**Data rows:**
■ ■ ■ ■

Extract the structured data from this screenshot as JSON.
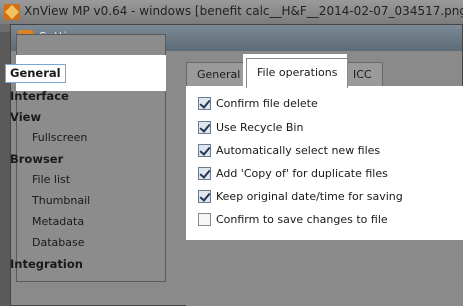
{
  "app": {
    "title": "XnView MP v0.64 - windows [benefit calc__H&F__2014-02-07_034517.png]"
  },
  "dialog": {
    "title": "Settings"
  },
  "categories": [
    {
      "label": "General",
      "level": "top",
      "selected": true
    },
    {
      "label": "Interface",
      "level": "top"
    },
    {
      "label": "View",
      "level": "top"
    },
    {
      "label": "Fullscreen",
      "level": "sub"
    },
    {
      "label": "Browser",
      "level": "top"
    },
    {
      "label": "File list",
      "level": "sub"
    },
    {
      "label": "Thumbnail",
      "level": "sub"
    },
    {
      "label": "Metadata",
      "level": "sub"
    },
    {
      "label": "Database",
      "level": "sub"
    },
    {
      "label": "Integration",
      "level": "top"
    }
  ],
  "tabs": [
    {
      "label": "General",
      "active": false
    },
    {
      "label": "File operations",
      "active": true
    },
    {
      "label": "ICC",
      "active": false
    }
  ],
  "options": [
    {
      "label": "Confirm file delete",
      "checked": true
    },
    {
      "label": "Use Recycle Bin",
      "checked": true
    },
    {
      "label": "Automatically select new files",
      "checked": true
    },
    {
      "label": "Add 'Copy of' for duplicate files",
      "checked": true
    },
    {
      "label": "Keep original date/time for saving",
      "checked": true
    },
    {
      "label": "Confirm to save changes to file",
      "checked": false
    }
  ]
}
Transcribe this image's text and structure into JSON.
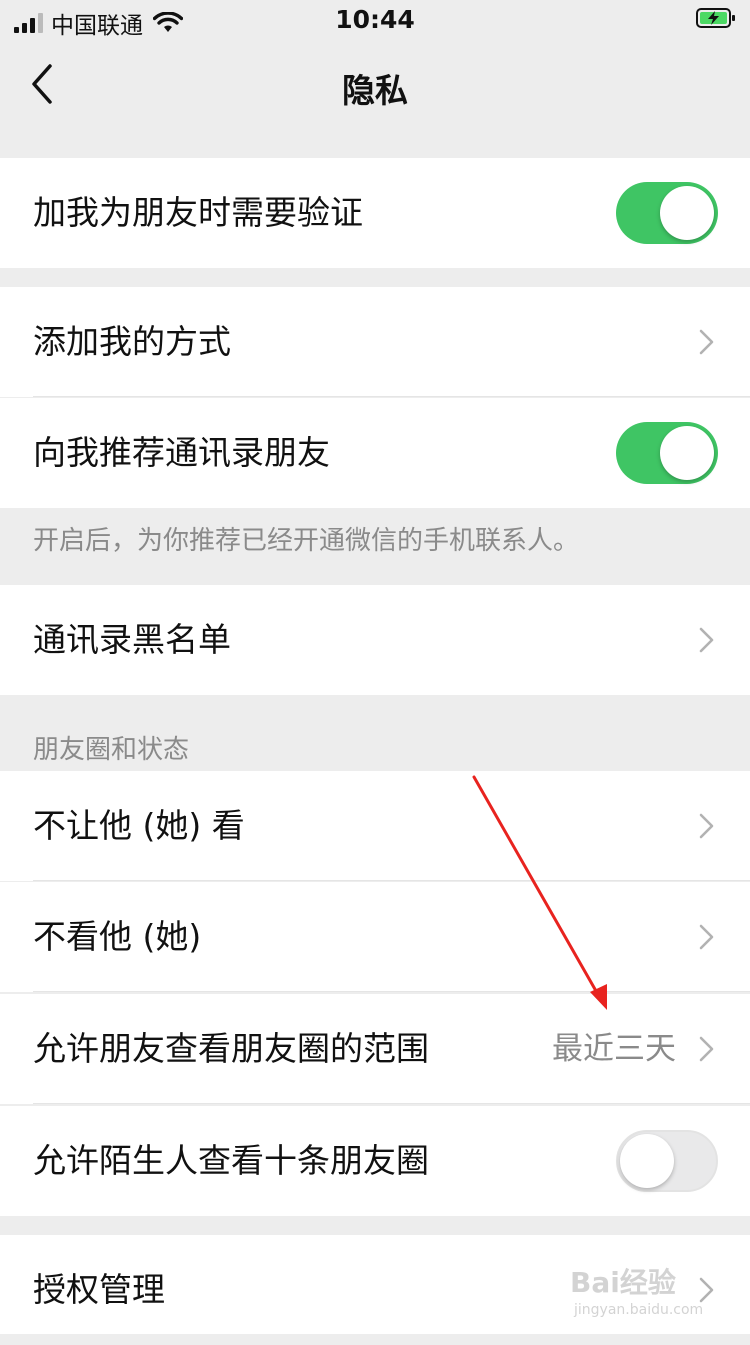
{
  "status_bar": {
    "carrier": "中国联通",
    "time": "10:44"
  },
  "nav": {
    "title": "隐私"
  },
  "settings": {
    "verify_friend": {
      "label": "加我为朋友时需要验证",
      "enabled": true
    },
    "add_me_methods": {
      "label": "添加我的方式"
    },
    "recommend_contacts": {
      "label": "向我推荐通讯录朋友",
      "enabled": true
    },
    "recommend_hint": "开启后，为你推荐已经开通微信的手机联系人。",
    "contacts_blacklist": {
      "label": "通讯录黑名单"
    }
  },
  "moments": {
    "section_title": "朋友圈和状态",
    "hide_my_posts": {
      "label": "不让他 (她) 看"
    },
    "hide_their_posts": {
      "label": "不看他 (她)"
    },
    "visible_range": {
      "label": "允许朋友查看朋友圈的范围",
      "value": "最近三天"
    },
    "stranger_ten_posts": {
      "label": "允许陌生人查看十条朋友圈",
      "enabled": false
    }
  },
  "authorization": {
    "label": "授权管理"
  },
  "watermark": {
    "brand": "Bai经验",
    "url": "jingyan.baidu.com"
  },
  "colors": {
    "toggle_on": "#3fc564",
    "background": "#ededed",
    "annotation_arrow": "#e8231f"
  }
}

■ ■ ■ ■

**Aim:** Give the material again exactly as it is, but keep the pictures out.

**Output for this exercise:**
Extract the structured data from this screenshot as JSON.
{
  "app": {
    "title": "XnView MP v0.64 - windows [benefit calc__H&F__2014-02-07_034517.png]"
  },
  "dialog": {
    "title": "Settings"
  },
  "categories": [
    {
      "label": "General",
      "level": "top",
      "selected": true
    },
    {
      "label": "Interface",
      "level": "top"
    },
    {
      "label": "View",
      "level": "top"
    },
    {
      "label": "Fullscreen",
      "level": "sub"
    },
    {
      "label": "Browser",
      "level": "top"
    },
    {
      "label": "File list",
      "level": "sub"
    },
    {
      "label": "Thumbnail",
      "level": "sub"
    },
    {
      "label": "Metadata",
      "level": "sub"
    },
    {
      "label": "Database",
      "level": "sub"
    },
    {
      "label": "Integration",
      "level": "top"
    }
  ],
  "tabs": [
    {
      "label": "General",
      "active": false
    },
    {
      "label": "File operations",
      "active": true
    },
    {
      "label": "ICC",
      "active": false
    }
  ],
  "options": [
    {
      "label": "Confirm file delete",
      "checked": true
    },
    {
      "label": "Use Recycle Bin",
      "checked": true
    },
    {
      "label": "Automatically select new files",
      "checked": true
    },
    {
      "label": "Add 'Copy of' for duplicate files",
      "checked": true
    },
    {
      "label": "Keep original date/time for saving",
      "checked": true
    },
    {
      "label": "Confirm to save changes to file",
      "checked": false
    }
  ]
}
Transcribe this image's text and structure into JSON.
{
  "status_bar": {
    "carrier": "中国联通",
    "time": "10:44"
  },
  "nav": {
    "title": "隐私"
  },
  "settings": {
    "verify_friend": {
      "label": "加我为朋友时需要验证",
      "enabled": true
    },
    "add_me_methods": {
      "label": "添加我的方式"
    },
    "recommend_contacts": {
      "label": "向我推荐通讯录朋友",
      "enabled": true
    },
    "recommend_hint": "开启后，为你推荐已经开通微信的手机联系人。",
    "contacts_blacklist": {
      "label": "通讯录黑名单"
    }
  },
  "moments": {
    "section_title": "朋友圈和状态",
    "hide_my_posts": {
      "label": "不让他 (她) 看"
    },
    "hide_their_posts": {
      "label": "不看他 (她)"
    },
    "visible_range": {
      "label": "允许朋友查看朋友圈的范围",
      "value": "最近三天"
    },
    "stranger_ten_posts": {
      "label": "允许陌生人查看十条朋友圈",
      "enabled": false
    }
  },
  "authorization": {
    "label": "授权管理"
  },
  "watermark": {
    "brand": "Bai经验",
    "url": "jingyan.baidu.com"
  },
  "colors": {
    "toggle_on": "#3fc564",
    "background": "#ededed",
    "annotation_arrow": "#e8231f"
  }
}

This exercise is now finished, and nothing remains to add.